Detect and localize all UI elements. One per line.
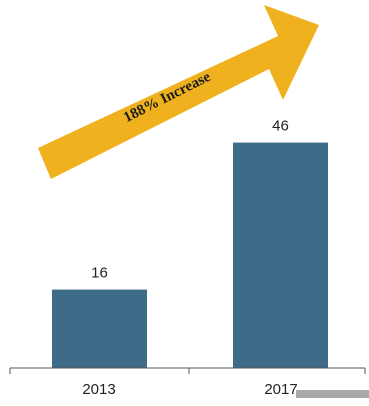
bottom-right-bar-decoration — [296, 390, 369, 398]
increase-arrow-shape — [38, 5, 319, 179]
value-label-2013: 16 — [91, 265, 108, 282]
x-axis-tick-labels: 2013 2017 — [82, 381, 297, 398]
x-tick-label-2017: 2017 — [264, 381, 297, 398]
x-tick-label-2013: 2013 — [82, 381, 115, 398]
value-label-2017: 46 — [272, 118, 289, 135]
bars-group — [52, 142, 328, 368]
bar-2013 — [52, 289, 147, 368]
bar-2017 — [233, 142, 328, 368]
x-axis-ticks — [9, 368, 366, 374]
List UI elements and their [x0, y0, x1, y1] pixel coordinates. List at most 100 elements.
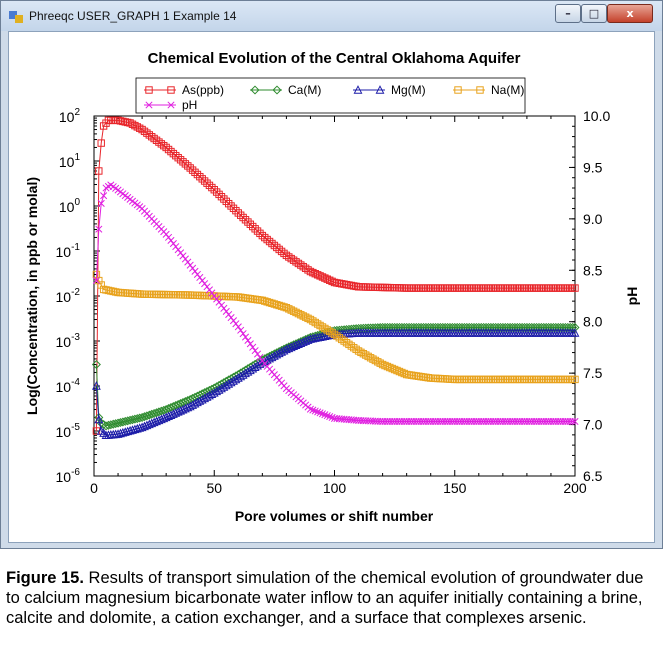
window-title: Phreeqc USER_GRAPH 1 Example 14 — [29, 9, 237, 23]
data-point — [172, 151, 180, 160]
x-axis-label: Pore volumes or shift number — [235, 508, 434, 524]
data-point — [164, 145, 173, 154]
data-point — [376, 359, 384, 367]
minimize-button[interactable]: – — [555, 4, 581, 23]
data-point — [398, 368, 406, 377]
data-point — [316, 409, 324, 417]
data-point — [390, 365, 399, 374]
data-point — [261, 297, 269, 305]
data-point — [193, 170, 202, 179]
data-point — [268, 239, 276, 248]
data-point — [91, 381, 101, 390]
x-tick-label: 200 — [563, 480, 587, 496]
legend-marker — [167, 86, 175, 94]
data-point — [174, 154, 182, 162]
data-point — [119, 117, 127, 126]
data-point — [217, 192, 226, 201]
y-tick-label: 10-6 — [56, 467, 81, 485]
data-point — [378, 360, 387, 369]
maximize-button[interactable]: □ — [581, 4, 607, 23]
data-point — [160, 141, 168, 150]
data-point — [97, 281, 105, 289]
data-point — [386, 363, 394, 372]
data-point — [224, 199, 233, 208]
data-point — [275, 301, 283, 310]
data-point — [251, 347, 259, 355]
y-tick-label: 102 — [59, 107, 81, 125]
y-tick-label: 10-2 — [56, 287, 81, 305]
data-point — [121, 118, 129, 126]
data-point — [289, 307, 298, 315]
data-point — [120, 416, 130, 426]
legend-marker — [145, 86, 153, 94]
y-tick-base: 10 — [59, 199, 75, 215]
data-point — [253, 227, 262, 235]
y-tick-exponent: -1 — [71, 242, 80, 253]
close-button[interactable]: x — [607, 4, 653, 23]
data-point — [251, 225, 259, 233]
x-tick-label: 150 — [443, 480, 467, 496]
series-line — [95, 184, 575, 422]
legend-marker — [145, 101, 153, 109]
data-point — [325, 276, 334, 284]
legend-marker — [476, 86, 484, 94]
data-point — [103, 420, 113, 430]
data-point — [270, 241, 279, 250]
chart: Chemical Evolution of the Central Oklaho… — [24, 50, 640, 524]
data-point — [287, 306, 295, 314]
legend-entry: pH — [144, 98, 197, 112]
data-point — [139, 412, 150, 422]
data-point — [277, 247, 286, 256]
y2-tick-label: 7.0 — [583, 417, 603, 433]
data-point — [383, 362, 392, 371]
y2-tick-label: 9.5 — [583, 159, 603, 175]
caption-label: Figure 15. — [6, 569, 84, 587]
legend-marker — [272, 85, 282, 95]
x-tick-label: 100 — [323, 480, 347, 496]
y-tick-base: 10 — [59, 109, 75, 125]
data-point — [265, 237, 274, 246]
title-bar[interactable]: Phreeqc USER_GRAPH 1 Example 14 – □ x — [1, 1, 662, 31]
data-point — [316, 272, 324, 280]
data-point — [94, 414, 104, 424]
data-point — [237, 326, 245, 334]
data-point — [132, 414, 142, 424]
data-point — [318, 410, 327, 418]
data-point — [191, 168, 199, 177]
y-tick-base: 10 — [59, 154, 75, 170]
data-point — [186, 164, 194, 172]
data-point — [282, 303, 291, 312]
data-point — [285, 305, 293, 313]
data-point — [215, 190, 223, 199]
y-tick-label: 101 — [59, 152, 81, 170]
y2-tick-label: 7.5 — [583, 365, 603, 381]
y-tick-exponent: -2 — [71, 287, 80, 298]
data-point — [570, 322, 580, 332]
data-point — [381, 361, 389, 370]
series-0 — [92, 116, 579, 435]
legend-label: pH — [182, 98, 197, 112]
legend-entry: Ca(M) — [250, 83, 321, 97]
data-point — [99, 285, 108, 294]
data-point — [246, 340, 254, 348]
y-tick-label: 10-1 — [56, 242, 81, 260]
data-point — [246, 220, 255, 228]
data-point — [297, 311, 305, 319]
y2-tick-label: 8.0 — [583, 314, 603, 330]
data-point — [241, 333, 250, 341]
data-point — [200, 177, 209, 185]
data-point — [229, 204, 238, 213]
data-point — [299, 312, 307, 320]
data-point — [280, 303, 288, 311]
data-point — [135, 413, 145, 423]
data-point — [258, 296, 267, 305]
data-point — [203, 179, 211, 187]
data-point — [97, 139, 105, 147]
data-point — [311, 270, 319, 278]
y-tick-base: 10 — [56, 379, 72, 395]
legend-label: Ca(M) — [288, 83, 321, 97]
data-point — [388, 364, 396, 373]
data-point — [227, 202, 235, 210]
data-point — [571, 375, 579, 384]
y-tick-label: 10-5 — [56, 422, 81, 440]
==========
Given exercise:
Switch every "data-point" in all of the items above to "plot-point", and write out the lines again with everything else unchanged. Leave the pictures out of your answer.

The result:
Detect and localize all UI elements. One per line.
bottom-right-bar-decoration — [296, 390, 369, 398]
increase-arrow-shape — [38, 5, 319, 179]
value-label-2013: 16 — [91, 265, 108, 282]
x-axis-tick-labels: 2013 2017 — [82, 381, 297, 398]
x-tick-label-2017: 2017 — [264, 381, 297, 398]
x-tick-label-2013: 2013 — [82, 381, 115, 398]
value-label-2017: 46 — [272, 118, 289, 135]
bars-group — [52, 142, 328, 368]
bar-2013 — [52, 289, 147, 368]
bar-2017 — [233, 142, 328, 368]
x-axis-ticks — [9, 368, 366, 374]
List UI elements and their [x0, y0, x1, y1] pixel coordinates. List at most 100 elements.
window-title: Phreeqc USER_GRAPH 1 Example 14 — [29, 9, 237, 23]
plot-point — [172, 151, 180, 160]
x-axis-label: Pore volumes or shift number — [235, 508, 434, 524]
plot-point — [164, 145, 173, 154]
plot-point — [376, 359, 384, 367]
minimize-button[interactable]: – — [555, 4, 581, 23]
plot-point — [398, 368, 406, 377]
plot-point — [316, 409, 324, 417]
plot-point — [390, 365, 399, 374]
plot-point — [261, 297, 269, 305]
plot-point — [193, 170, 202, 179]
plot-point — [268, 239, 276, 248]
plot-point — [91, 381, 101, 390]
x-tick-label: 200 — [563, 480, 587, 496]
legend-marker — [167, 86, 175, 94]
plot-point — [174, 154, 182, 162]
plot-point — [119, 117, 127, 126]
plot-point — [217, 192, 226, 201]
y-tick-label: 10-6 — [56, 467, 81, 485]
plot-point — [378, 360, 387, 369]
maximize-button[interactable]: □ — [581, 4, 607, 23]
plot-point — [160, 141, 168, 150]
plot-point — [97, 281, 105, 289]
plot-point — [386, 363, 394, 372]
plot-point — [224, 199, 233, 208]
plot-point — [275, 301, 283, 310]
plot-point — [251, 347, 259, 355]
y-tick-label: 102 — [59, 107, 81, 125]
y-tick-label: 10-2 — [56, 287, 81, 305]
plot-point — [121, 118, 129, 126]
plot-point — [289, 307, 298, 315]
plot-point — [120, 416, 130, 426]
legend-marker — [145, 86, 153, 94]
y-tick-base: 10 — [59, 199, 75, 215]
plot-point — [253, 227, 262, 235]
y-tick-exponent: -1 — [71, 242, 80, 253]
close-button[interactable]: x — [607, 4, 653, 23]
plot-point — [251, 225, 259, 233]
x-tick-label: 150 — [443, 480, 467, 496]
series-line — [95, 184, 575, 422]
legend-marker — [145, 101, 153, 109]
plot-point — [325, 276, 334, 284]
legend-marker — [476, 86, 484, 94]
plot-point — [103, 420, 113, 430]
plot-point — [270, 241, 279, 250]
chart: Chemical Evolution of the Central Oklaho… — [24, 50, 640, 524]
plot-point — [287, 306, 295, 314]
legend-entry: pH — [144, 98, 197, 112]
plot-point — [139, 412, 150, 422]
plot-point — [277, 247, 286, 256]
y2-tick-label: 7.0 — [583, 417, 603, 433]
plot-point — [383, 362, 392, 371]
y2-tick-label: 9.5 — [583, 159, 603, 175]
caption-label: Figure 15. — [6, 569, 84, 587]
legend-marker — [272, 85, 282, 95]
x-tick-label: 100 — [323, 480, 347, 496]
y-tick-base: 10 — [59, 109, 75, 125]
plot-point — [265, 237, 274, 246]
title-bar[interactable]: Phreeqc USER_GRAPH 1 Example 14 – □ x — [1, 1, 662, 31]
plot-point — [316, 272, 324, 280]
plot-point — [94, 414, 104, 424]
plot-point — [237, 326, 245, 334]
plot-point — [132, 414, 142, 424]
plot-point — [318, 410, 327, 418]
plot-point — [191, 168, 199, 177]
y-tick-base: 10 — [59, 154, 75, 170]
plot-point — [186, 164, 194, 172]
plot-point — [282, 303, 291, 312]
plot-point — [285, 305, 293, 313]
plot-point — [215, 190, 223, 199]
y-tick-label: 101 — [59, 152, 81, 170]
y2-tick-label: 7.5 — [583, 365, 603, 381]
y-tick-exponent: -2 — [71, 287, 80, 298]
plot-point — [570, 322, 580, 332]
plot-point — [381, 361, 389, 370]
series-0 — [92, 116, 579, 435]
legend-label: pH — [182, 98, 197, 112]
legend-entry: Ca(M) — [250, 83, 321, 97]
plot-point — [99, 285, 108, 294]
plot-point — [246, 340, 254, 348]
y-tick-label: 10-1 — [56, 242, 81, 260]
plot-point — [246, 220, 255, 228]
plot-point — [297, 311, 305, 319]
y2-tick-label: 8.0 — [583, 314, 603, 330]
plot-point — [241, 333, 250, 341]
plot-point — [200, 177, 209, 185]
plot-point — [229, 204, 238, 213]
plot-point — [299, 312, 307, 320]
plot-point — [280, 303, 288, 311]
plot-point — [135, 413, 145, 423]
plot-point — [258, 296, 267, 305]
plot-point — [203, 179, 211, 187]
plot-point — [97, 139, 105, 147]
plot-point — [311, 270, 319, 278]
y-tick-base: 10 — [56, 379, 72, 395]
legend-label: Ca(M) — [288, 83, 321, 97]
plot-point — [388, 364, 396, 373]
plot-point — [227, 202, 235, 210]
plot-point — [571, 375, 579, 384]
y-tick-label: 10-5 — [56, 422, 81, 440]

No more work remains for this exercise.